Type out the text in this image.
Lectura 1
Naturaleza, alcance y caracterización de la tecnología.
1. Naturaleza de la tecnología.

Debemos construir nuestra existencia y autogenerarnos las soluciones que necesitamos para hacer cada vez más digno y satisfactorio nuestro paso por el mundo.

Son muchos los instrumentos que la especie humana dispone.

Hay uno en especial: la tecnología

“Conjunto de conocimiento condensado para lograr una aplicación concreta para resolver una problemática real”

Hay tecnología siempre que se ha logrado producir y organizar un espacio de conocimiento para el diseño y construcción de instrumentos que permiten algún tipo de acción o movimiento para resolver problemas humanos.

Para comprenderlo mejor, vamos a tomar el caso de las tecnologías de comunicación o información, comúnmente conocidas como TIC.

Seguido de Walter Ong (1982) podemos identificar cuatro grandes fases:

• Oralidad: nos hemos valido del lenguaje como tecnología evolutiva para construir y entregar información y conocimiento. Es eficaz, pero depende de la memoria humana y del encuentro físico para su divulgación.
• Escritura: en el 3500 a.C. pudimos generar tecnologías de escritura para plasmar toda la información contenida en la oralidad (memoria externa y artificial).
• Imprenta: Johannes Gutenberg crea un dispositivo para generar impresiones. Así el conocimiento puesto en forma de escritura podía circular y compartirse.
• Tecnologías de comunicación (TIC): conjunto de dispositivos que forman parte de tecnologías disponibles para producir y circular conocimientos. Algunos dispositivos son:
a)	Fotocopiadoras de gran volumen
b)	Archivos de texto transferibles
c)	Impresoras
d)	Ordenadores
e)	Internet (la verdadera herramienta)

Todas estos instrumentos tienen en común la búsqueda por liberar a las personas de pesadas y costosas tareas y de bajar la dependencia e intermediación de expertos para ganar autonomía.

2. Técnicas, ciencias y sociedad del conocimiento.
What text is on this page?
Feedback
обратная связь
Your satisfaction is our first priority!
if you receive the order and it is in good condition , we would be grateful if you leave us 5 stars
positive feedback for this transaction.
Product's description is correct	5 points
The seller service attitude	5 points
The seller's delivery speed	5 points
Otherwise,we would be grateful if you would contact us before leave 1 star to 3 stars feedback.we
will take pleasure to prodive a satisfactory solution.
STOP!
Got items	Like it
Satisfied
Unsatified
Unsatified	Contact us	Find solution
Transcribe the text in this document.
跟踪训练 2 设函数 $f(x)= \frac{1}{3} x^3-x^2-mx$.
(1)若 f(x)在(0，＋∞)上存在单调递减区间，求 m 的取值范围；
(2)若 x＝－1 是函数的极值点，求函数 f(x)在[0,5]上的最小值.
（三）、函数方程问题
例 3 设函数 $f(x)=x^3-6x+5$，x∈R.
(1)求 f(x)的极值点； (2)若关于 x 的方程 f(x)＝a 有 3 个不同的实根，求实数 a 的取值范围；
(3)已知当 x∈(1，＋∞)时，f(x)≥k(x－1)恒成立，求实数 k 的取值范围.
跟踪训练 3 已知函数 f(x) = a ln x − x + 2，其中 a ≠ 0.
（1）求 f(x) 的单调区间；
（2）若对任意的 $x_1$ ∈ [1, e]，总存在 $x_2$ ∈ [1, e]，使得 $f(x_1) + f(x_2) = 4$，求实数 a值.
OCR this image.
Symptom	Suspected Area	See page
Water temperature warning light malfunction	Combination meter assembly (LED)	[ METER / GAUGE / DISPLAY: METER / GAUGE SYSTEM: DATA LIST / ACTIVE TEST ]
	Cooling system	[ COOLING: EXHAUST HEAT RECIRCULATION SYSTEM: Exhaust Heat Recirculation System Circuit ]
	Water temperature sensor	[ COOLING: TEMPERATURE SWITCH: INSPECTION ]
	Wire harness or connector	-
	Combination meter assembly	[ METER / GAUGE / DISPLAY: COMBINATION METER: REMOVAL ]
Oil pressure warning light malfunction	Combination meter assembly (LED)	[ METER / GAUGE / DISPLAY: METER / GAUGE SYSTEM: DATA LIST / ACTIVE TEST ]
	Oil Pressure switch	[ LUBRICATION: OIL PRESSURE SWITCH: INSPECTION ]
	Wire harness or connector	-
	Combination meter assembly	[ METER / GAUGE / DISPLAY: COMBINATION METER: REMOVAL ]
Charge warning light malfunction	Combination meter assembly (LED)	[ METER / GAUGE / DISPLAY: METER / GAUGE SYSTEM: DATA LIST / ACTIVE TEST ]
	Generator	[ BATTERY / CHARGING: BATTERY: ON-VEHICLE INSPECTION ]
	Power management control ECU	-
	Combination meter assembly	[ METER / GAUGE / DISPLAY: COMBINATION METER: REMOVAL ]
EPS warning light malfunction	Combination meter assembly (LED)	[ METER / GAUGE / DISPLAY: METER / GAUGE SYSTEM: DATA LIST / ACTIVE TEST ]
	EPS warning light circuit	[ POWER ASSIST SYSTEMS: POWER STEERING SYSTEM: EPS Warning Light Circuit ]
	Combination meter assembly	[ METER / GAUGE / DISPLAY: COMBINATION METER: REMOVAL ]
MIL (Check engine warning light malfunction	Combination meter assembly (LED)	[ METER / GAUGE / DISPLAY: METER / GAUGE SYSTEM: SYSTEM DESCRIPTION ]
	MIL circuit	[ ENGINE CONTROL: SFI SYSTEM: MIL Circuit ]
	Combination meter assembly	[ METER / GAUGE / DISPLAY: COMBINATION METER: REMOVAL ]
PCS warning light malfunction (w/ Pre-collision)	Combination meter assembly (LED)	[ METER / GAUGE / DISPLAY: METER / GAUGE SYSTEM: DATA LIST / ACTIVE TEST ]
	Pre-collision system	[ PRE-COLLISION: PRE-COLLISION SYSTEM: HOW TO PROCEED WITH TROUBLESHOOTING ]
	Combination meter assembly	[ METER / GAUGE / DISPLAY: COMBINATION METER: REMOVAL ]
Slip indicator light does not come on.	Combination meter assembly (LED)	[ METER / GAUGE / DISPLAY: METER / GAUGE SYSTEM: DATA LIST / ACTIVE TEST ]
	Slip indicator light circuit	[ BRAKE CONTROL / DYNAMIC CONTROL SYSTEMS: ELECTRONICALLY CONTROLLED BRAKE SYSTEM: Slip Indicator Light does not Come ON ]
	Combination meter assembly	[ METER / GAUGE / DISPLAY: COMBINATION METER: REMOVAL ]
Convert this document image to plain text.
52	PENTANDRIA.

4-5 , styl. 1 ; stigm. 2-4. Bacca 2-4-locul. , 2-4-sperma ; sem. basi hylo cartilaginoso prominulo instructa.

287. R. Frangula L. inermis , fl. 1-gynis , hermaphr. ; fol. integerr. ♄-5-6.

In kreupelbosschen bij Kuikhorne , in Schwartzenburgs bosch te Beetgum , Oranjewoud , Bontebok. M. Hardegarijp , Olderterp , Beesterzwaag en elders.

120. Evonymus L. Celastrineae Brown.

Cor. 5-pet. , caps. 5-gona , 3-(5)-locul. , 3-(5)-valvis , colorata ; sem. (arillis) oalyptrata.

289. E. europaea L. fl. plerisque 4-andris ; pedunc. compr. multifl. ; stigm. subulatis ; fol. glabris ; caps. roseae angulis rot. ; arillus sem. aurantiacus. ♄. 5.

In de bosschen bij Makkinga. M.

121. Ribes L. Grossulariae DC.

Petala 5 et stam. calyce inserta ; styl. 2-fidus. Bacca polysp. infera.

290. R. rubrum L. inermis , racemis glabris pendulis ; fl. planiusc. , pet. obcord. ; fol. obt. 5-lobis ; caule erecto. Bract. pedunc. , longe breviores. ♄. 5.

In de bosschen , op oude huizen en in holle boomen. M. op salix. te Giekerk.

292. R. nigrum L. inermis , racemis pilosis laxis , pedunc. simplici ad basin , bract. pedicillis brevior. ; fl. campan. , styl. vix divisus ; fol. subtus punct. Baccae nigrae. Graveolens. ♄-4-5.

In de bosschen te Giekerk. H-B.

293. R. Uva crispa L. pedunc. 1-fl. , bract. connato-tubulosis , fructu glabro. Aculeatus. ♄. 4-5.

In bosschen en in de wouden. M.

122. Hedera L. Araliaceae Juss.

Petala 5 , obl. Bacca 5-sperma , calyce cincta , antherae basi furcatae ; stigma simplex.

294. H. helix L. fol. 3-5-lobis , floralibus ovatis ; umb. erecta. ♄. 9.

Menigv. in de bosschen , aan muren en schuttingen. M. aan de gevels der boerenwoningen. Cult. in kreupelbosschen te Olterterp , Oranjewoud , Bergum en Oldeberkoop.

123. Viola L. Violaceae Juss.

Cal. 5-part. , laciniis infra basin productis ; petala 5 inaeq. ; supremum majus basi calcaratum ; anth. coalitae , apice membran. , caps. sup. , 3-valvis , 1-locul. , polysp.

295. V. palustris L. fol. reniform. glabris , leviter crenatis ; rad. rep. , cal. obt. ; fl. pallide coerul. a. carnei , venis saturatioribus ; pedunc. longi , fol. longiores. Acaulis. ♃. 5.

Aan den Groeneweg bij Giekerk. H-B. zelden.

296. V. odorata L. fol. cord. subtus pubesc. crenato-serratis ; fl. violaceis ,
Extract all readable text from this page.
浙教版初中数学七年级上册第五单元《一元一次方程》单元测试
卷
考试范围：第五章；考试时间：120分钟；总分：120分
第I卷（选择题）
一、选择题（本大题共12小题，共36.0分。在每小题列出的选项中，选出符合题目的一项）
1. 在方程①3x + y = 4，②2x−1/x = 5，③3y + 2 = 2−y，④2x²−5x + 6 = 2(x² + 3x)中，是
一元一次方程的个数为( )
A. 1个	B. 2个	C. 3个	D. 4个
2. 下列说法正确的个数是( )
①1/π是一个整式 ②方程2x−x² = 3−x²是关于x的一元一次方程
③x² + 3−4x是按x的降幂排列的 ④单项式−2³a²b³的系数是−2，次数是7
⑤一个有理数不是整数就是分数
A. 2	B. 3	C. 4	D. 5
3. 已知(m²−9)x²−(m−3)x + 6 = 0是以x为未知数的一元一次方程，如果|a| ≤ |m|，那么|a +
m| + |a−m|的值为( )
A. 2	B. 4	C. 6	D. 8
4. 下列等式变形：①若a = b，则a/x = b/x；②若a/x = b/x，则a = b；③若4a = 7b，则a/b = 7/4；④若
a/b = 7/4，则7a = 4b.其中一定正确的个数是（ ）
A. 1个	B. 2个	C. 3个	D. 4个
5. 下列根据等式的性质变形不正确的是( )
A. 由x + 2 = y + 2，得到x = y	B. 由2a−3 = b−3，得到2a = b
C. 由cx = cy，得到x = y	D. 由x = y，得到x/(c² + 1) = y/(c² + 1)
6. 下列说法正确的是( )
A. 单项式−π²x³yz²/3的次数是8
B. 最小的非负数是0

--

* [Written exercise]: Show each line in the entries that holds the string "construir".

* [Written response]:
Debemos construir nuestra existencia y autogenerarnos las soluciones que necesitamos para hacer cada vez más digno y satisfactorio nuestro paso por el mundo.
• Oralidad: nos hemos valido del lenguaje como tecnología evolutiva para construir y entregar información y conocimiento. Es eficaz, pero depende de la memoria humana y del encuentro físico para su divulgación.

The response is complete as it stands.